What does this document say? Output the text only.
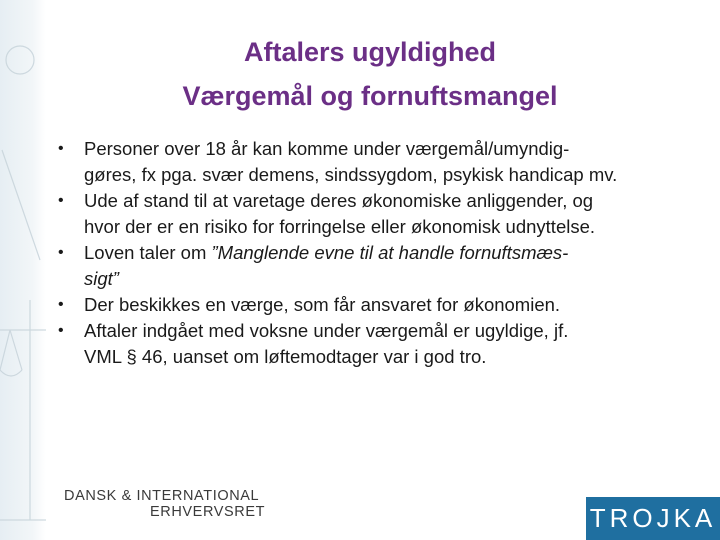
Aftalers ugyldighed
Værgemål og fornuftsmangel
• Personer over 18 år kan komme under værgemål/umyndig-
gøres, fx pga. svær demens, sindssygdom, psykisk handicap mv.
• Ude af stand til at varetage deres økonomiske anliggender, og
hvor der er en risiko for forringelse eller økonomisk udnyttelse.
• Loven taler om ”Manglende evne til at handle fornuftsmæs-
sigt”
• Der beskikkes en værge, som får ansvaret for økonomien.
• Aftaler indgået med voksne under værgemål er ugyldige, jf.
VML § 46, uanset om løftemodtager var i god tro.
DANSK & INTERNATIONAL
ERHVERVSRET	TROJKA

...

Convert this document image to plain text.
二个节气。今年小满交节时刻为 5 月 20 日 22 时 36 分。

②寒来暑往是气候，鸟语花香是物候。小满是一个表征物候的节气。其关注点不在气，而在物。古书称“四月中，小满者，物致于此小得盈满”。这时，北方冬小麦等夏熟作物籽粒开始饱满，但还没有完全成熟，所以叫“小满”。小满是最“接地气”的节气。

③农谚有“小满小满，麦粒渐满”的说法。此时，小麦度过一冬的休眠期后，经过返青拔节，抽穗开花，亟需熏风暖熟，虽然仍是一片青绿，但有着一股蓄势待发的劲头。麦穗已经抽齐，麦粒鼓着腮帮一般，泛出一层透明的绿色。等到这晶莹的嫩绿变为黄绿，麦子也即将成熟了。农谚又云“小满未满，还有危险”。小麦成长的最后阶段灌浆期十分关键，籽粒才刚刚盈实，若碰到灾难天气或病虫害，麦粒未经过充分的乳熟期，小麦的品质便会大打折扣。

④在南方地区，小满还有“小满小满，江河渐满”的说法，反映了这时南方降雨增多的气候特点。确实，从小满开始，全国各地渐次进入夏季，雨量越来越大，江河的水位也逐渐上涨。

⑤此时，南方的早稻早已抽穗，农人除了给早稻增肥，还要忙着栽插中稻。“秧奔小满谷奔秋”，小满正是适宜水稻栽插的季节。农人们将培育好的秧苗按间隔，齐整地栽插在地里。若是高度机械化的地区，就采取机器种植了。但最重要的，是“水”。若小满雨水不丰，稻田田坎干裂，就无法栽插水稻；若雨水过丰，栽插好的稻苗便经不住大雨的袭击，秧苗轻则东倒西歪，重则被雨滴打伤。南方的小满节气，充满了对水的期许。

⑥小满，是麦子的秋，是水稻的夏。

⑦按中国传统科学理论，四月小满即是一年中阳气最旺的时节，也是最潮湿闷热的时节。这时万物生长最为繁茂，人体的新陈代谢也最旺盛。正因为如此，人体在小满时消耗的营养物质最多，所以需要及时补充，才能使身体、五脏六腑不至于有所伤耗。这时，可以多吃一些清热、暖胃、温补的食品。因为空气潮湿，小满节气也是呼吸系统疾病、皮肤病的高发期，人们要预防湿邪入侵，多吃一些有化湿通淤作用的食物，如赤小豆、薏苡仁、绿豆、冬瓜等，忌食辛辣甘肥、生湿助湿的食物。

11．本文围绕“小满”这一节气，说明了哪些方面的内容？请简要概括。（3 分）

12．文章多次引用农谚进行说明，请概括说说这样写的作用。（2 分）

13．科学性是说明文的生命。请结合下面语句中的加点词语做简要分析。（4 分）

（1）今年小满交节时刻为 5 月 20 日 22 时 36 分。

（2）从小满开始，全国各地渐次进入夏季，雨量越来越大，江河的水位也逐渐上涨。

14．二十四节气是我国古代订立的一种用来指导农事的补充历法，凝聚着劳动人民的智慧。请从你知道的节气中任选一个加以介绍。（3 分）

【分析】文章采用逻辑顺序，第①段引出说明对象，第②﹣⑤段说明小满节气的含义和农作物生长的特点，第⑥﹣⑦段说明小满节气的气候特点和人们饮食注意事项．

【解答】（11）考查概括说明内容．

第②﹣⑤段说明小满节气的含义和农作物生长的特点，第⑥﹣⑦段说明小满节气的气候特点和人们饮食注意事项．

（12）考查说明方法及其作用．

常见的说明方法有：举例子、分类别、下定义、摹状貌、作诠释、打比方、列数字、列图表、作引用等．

Written problem:
Tally the lines in this data that hold the word "从小满开始" and state only the count.

Output of the exercise:
2